THE REQUEST:
Where does the string "this" appear? Copy every line of the entries below that holds it.
** START OF RAW DATA **
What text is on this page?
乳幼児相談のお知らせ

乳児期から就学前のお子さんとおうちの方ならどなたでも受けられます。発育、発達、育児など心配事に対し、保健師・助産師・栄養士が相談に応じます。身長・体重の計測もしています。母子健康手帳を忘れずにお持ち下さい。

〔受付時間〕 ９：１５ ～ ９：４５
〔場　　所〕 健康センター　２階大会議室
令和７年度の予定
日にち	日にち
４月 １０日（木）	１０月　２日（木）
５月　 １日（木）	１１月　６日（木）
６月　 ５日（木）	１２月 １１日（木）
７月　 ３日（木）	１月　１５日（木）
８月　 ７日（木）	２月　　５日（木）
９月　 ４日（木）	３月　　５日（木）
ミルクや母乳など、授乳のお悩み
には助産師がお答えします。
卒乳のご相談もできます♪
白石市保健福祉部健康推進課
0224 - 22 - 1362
** END OF RAW DATA **
** START OF RAW DATA **
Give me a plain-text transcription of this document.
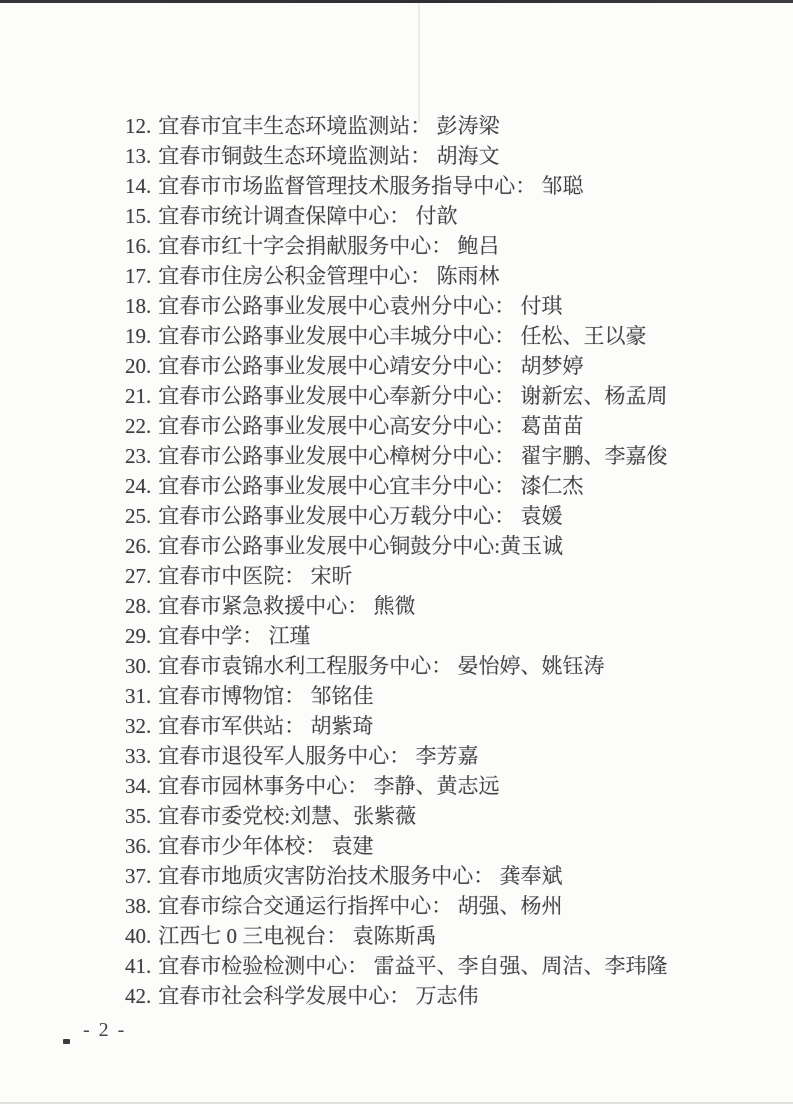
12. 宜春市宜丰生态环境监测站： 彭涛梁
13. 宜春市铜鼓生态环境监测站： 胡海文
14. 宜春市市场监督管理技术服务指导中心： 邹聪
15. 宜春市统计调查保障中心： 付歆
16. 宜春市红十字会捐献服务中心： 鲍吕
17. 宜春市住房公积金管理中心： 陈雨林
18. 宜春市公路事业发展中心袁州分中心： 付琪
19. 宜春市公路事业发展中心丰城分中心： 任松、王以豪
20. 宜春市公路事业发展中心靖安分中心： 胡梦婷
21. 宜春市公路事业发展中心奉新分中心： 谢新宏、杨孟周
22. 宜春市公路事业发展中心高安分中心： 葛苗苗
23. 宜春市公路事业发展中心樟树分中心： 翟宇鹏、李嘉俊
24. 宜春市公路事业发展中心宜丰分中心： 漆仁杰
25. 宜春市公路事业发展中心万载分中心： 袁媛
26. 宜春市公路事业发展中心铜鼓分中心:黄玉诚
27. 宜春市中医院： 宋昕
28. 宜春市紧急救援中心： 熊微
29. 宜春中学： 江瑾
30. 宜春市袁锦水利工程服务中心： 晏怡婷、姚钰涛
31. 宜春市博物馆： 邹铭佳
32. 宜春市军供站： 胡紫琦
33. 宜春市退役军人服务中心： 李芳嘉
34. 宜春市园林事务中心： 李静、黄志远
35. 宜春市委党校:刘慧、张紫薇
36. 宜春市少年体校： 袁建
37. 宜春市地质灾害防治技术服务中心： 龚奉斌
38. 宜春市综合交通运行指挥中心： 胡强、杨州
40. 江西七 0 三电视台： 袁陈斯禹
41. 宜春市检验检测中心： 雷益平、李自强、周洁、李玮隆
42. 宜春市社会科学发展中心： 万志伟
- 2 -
** END OF RAW DATA **
RESPONSE:
What text is on this page?
Give me a plain-text transcription of this document.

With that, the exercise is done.